■ **TASK INPUTS**:
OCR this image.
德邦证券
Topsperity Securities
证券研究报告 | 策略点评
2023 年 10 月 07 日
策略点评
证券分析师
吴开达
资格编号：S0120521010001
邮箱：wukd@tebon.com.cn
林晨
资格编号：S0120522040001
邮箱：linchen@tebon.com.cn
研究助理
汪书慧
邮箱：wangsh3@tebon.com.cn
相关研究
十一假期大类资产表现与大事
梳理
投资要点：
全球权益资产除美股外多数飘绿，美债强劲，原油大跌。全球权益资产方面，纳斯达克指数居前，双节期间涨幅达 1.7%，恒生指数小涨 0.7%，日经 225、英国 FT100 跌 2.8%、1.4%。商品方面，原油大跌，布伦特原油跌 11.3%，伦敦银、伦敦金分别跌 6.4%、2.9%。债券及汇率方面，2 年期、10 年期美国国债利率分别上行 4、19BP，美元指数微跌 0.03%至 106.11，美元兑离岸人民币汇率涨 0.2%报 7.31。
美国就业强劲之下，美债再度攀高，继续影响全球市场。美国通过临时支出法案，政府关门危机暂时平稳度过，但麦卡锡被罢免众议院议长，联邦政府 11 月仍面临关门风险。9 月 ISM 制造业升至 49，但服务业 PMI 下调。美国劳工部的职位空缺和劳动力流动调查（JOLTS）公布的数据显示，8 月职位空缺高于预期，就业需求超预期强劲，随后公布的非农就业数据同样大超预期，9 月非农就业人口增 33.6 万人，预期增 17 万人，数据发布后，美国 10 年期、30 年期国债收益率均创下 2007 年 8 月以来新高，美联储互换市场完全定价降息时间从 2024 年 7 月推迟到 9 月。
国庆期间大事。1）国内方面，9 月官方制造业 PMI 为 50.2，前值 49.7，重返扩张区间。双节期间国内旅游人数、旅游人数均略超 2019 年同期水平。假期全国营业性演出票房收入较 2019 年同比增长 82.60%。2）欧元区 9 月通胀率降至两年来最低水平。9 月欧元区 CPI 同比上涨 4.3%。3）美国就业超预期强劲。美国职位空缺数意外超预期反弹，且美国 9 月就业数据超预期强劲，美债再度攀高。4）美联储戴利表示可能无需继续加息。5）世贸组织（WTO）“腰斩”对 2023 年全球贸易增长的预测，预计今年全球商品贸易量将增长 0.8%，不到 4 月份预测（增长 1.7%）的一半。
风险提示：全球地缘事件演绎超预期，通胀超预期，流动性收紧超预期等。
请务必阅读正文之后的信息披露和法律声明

■ **WHAT IS BEING ASKED**: Reproduce each entry above exactly, keeping every word.

■ **EXERCISE SOLUTION**:
OCR this image.
德邦证券
Topsperity Securities
证券研究报告 | 策略点评
2023 年 10 月 07 日
策略点评
证券分析师
吴开达
资格编号：S0120521010001
邮箱：wukd@tebon.com.cn
林晨
资格编号：S0120522040001
邮箱：linchen@tebon.com.cn
研究助理
汪书慧
邮箱：wangsh3@tebon.com.cn
相关研究
十一假期大类资产表现与大事
梳理
投资要点：
全球权益资产除美股外多数飘绿，美债强劲，原油大跌。全球权益资产方面，纳斯达克指数居前，双节期间涨幅达 1.7%，恒生指数小涨 0.7%，日经 225、英国 FT100 跌 2.8%、1.4%。商品方面，原油大跌，布伦特原油跌 11.3%，伦敦银、伦敦金分别跌 6.4%、2.9%。债券及汇率方面，2 年期、10 年期美国国债利率分别上行 4、19BP，美元指数微跌 0.03%至 106.11，美元兑离岸人民币汇率涨 0.2%报 7.31。
美国就业强劲之下，美债再度攀高，继续影响全球市场。美国通过临时支出法案，政府关门危机暂时平稳度过，但麦卡锡被罢免众议院议长，联邦政府 11 月仍面临关门风险。9 月 ISM 制造业升至 49，但服务业 PMI 下调。美国劳工部的职位空缺和劳动力流动调查（JOLTS）公布的数据显示，8 月职位空缺高于预期，就业需求超预期强劲，随后公布的非农就业数据同样大超预期，9 月非农就业人口增 33.6 万人，预期增 17 万人，数据发布后，美国 10 年期、30 年期国债收益率均创下 2007 年 8 月以来新高，美联储互换市场完全定价降息时间从 2024 年 7 月推迟到 9 月。
国庆期间大事。1）国内方面，9 月官方制造业 PMI 为 50.2，前值 49.7，重返扩张区间。双节期间国内旅游人数、旅游人数均略超 2019 年同期水平。假期全国营业性演出票房收入较 2019 年同比增长 82.60%。2）欧元区 9 月通胀率降至两年来最低水平。9 月欧元区 CPI 同比上涨 4.3%。3）美国就业超预期强劲。美国职位空缺数意外超预期反弹，且美国 9 月就业数据超预期强劲，美债再度攀高。4）美联储戴利表示可能无需继续加息。5）世贸组织（WTO）“腰斩”对 2023 年全球贸易增长的预测，预计今年全球商品贸易量将增长 0.8%，不到 4 月份预测（增长 1.7%）的一半。
风险提示：全球地缘事件演绎超预期，通胀超预期，流动性收紧超预期等。
请务必阅读正文之后的信息披露和法律声明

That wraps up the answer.